*Listing:*
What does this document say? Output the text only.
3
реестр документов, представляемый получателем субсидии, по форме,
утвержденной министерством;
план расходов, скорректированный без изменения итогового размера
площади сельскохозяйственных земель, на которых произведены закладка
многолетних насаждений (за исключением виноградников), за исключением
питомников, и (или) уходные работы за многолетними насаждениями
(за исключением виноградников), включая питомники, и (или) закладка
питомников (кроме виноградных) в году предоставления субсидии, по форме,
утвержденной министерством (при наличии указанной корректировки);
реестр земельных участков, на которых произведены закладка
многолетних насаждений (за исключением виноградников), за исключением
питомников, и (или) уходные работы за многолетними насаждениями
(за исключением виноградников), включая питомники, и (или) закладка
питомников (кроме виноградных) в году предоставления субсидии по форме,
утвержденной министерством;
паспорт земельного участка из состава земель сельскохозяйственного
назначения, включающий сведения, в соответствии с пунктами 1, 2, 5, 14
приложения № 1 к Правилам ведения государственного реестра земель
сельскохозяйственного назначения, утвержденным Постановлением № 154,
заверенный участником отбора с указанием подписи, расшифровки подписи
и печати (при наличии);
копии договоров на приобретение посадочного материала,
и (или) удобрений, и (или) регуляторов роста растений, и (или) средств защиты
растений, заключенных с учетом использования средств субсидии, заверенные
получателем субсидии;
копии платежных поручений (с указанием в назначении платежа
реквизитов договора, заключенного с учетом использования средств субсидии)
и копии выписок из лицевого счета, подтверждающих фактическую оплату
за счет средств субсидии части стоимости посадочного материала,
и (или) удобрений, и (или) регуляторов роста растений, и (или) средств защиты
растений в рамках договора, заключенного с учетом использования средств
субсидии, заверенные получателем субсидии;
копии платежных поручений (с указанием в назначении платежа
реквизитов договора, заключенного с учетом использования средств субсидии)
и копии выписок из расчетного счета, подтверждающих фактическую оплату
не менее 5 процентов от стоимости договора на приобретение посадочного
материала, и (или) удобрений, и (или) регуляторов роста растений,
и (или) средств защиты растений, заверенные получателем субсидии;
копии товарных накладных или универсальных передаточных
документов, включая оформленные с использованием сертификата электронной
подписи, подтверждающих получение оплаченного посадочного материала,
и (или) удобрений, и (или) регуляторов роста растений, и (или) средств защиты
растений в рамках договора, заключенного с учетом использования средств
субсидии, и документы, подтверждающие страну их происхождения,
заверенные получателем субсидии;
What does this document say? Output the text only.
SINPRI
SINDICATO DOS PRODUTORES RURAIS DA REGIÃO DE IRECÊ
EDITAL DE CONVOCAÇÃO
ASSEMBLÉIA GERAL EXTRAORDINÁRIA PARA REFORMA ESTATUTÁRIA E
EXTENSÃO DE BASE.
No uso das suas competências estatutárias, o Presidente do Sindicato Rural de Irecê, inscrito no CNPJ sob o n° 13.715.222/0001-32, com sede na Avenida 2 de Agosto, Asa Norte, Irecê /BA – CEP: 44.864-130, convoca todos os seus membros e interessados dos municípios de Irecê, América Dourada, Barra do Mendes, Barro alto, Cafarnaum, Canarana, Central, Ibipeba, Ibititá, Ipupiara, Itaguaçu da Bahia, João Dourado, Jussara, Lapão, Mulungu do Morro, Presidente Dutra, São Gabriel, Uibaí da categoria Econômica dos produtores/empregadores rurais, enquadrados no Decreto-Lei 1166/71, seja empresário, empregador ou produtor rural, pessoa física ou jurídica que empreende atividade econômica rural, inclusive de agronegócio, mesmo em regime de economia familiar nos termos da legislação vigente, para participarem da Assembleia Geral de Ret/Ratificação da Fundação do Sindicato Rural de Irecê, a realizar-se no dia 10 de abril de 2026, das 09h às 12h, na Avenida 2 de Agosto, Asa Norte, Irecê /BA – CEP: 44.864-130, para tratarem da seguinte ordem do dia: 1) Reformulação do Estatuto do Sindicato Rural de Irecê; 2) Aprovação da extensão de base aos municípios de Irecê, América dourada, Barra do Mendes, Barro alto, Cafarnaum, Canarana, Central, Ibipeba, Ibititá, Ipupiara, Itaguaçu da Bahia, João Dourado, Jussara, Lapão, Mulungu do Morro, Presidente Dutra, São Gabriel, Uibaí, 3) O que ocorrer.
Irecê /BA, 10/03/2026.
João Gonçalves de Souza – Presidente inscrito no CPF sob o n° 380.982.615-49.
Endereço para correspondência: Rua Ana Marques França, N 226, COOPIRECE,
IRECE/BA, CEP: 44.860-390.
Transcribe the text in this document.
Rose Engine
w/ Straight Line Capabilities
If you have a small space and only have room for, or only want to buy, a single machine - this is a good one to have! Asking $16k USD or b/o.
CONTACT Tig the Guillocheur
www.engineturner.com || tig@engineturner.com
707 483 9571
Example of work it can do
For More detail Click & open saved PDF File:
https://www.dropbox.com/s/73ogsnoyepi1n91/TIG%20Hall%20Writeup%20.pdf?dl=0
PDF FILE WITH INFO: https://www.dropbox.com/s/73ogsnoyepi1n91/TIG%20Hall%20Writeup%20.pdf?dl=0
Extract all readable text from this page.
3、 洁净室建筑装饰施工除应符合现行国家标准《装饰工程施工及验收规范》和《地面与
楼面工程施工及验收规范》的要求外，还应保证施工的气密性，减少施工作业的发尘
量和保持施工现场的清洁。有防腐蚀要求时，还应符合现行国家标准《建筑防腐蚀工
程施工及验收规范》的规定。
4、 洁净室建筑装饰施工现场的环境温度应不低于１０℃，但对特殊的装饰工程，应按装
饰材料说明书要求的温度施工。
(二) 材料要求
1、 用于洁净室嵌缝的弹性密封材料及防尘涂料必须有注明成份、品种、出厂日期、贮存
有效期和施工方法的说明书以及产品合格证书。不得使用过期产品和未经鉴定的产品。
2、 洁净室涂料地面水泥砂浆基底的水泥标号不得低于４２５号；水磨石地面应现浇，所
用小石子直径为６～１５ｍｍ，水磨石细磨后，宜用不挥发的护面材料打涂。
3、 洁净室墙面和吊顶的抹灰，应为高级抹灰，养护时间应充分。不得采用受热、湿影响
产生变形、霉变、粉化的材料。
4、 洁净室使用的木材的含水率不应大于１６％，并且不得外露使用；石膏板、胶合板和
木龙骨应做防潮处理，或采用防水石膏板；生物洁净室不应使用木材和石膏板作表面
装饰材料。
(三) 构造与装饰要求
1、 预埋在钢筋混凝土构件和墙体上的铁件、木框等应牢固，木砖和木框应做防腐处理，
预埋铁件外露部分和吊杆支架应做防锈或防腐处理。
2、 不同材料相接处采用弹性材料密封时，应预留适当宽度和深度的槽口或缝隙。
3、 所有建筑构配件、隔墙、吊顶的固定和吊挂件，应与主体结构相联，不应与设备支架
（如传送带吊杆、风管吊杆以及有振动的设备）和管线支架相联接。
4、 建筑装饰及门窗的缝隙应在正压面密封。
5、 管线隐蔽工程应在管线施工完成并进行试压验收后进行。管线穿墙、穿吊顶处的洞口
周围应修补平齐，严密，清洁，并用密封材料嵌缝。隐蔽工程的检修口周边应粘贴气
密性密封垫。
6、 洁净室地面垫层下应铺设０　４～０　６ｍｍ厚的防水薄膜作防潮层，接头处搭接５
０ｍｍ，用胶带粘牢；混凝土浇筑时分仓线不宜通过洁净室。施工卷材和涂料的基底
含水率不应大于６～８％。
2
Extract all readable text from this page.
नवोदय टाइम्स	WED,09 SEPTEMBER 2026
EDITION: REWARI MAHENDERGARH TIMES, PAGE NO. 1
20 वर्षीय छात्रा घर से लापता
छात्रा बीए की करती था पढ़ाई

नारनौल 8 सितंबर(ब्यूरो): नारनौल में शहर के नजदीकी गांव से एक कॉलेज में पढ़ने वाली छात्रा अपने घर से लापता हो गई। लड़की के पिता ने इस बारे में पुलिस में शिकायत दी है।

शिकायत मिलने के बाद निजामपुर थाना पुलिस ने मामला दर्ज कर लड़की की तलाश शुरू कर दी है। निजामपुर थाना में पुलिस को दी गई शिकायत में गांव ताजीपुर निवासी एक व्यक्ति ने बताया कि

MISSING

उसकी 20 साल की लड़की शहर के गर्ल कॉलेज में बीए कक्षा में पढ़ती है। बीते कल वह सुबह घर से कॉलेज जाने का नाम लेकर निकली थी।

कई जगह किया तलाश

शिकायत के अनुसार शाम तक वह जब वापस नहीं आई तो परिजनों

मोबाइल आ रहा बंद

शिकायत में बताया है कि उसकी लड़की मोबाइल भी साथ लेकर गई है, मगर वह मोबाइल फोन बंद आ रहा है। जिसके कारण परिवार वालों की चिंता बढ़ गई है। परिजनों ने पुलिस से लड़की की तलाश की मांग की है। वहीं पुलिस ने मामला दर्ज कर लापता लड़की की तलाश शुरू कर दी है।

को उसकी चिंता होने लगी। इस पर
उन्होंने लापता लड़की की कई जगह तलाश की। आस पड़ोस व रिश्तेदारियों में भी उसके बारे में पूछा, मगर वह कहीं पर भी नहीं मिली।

*Your goal:* Search the records for the word "документов", then list every line that has it.

*The response:*
реестр документов, представляемый получателем субсидии, по форме,
документов, включая оформленные с использованием сертификата электронной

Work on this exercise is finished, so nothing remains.